> [TASK DIRECTIONS] Each of the entries should be retyped precisely as it appears.

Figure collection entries
____
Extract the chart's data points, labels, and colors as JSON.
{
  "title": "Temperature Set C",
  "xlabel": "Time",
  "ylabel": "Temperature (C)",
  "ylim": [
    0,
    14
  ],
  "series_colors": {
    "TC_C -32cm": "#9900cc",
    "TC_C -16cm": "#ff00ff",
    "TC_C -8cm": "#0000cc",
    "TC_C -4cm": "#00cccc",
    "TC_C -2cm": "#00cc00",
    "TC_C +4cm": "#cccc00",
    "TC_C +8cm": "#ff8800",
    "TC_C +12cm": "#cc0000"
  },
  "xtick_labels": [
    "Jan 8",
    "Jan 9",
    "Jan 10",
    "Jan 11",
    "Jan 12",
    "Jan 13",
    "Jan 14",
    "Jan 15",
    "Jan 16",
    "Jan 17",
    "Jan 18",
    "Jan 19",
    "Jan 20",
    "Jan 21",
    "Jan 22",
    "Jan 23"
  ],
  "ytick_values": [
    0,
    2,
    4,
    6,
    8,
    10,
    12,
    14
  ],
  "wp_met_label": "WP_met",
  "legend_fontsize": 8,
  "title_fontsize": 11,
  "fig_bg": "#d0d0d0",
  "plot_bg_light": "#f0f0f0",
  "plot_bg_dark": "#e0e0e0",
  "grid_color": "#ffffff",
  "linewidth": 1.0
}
____
> [FINISHED EXERCISE]
Extract the chart's data points, labels, and colors as JSON.
{
  "title": "Temperature Set C",
  "xlabel": "Time",
  "ylabel": "Temperature (C)",
  "ylim": [
    0,
    14
  ],
  "series_colors": {
    "TC_C -32cm": "#9900cc",
    "TC_C -16cm": "#ff00ff",
    "TC_C -8cm": "#0000cc",
    "TC_C -4cm": "#00cccc",
    "TC_C -2cm": "#00cc00",
    "TC_C +4cm": "#cccc00",
    "TC_C +8cm": "#ff8800",
    "TC_C +12cm": "#cc0000"
  },
  "xtick_labels": [
    "Jan 8",
    "Jan 9",
    "Jan 10",
    "Jan 11",
    "Jan 12",
    "Jan 13",
    "Jan 14",
    "Jan 15",
    "Jan 16",
    "Jan 17",
    "Jan 18",
    "Jan 19",
    "Jan 20",
    "Jan 21",
    "Jan 22",
    "Jan 23"
  ],
  "ytick_values": [
    0,
    2,
    4,
    6,
    8,
    10,
    12,
    14
  ],
  "wp_met_label": "WP_met",
  "legend_fontsize": 8,
  "title_fontsize": 11,
  "fig_bg": "#d0d0d0",
  "plot_bg_light": "#f0f0f0",
  "plot_bg_dark": "#e0e0e0",
  "grid_color": "#ffffff",
  "linewidth": 1.0
}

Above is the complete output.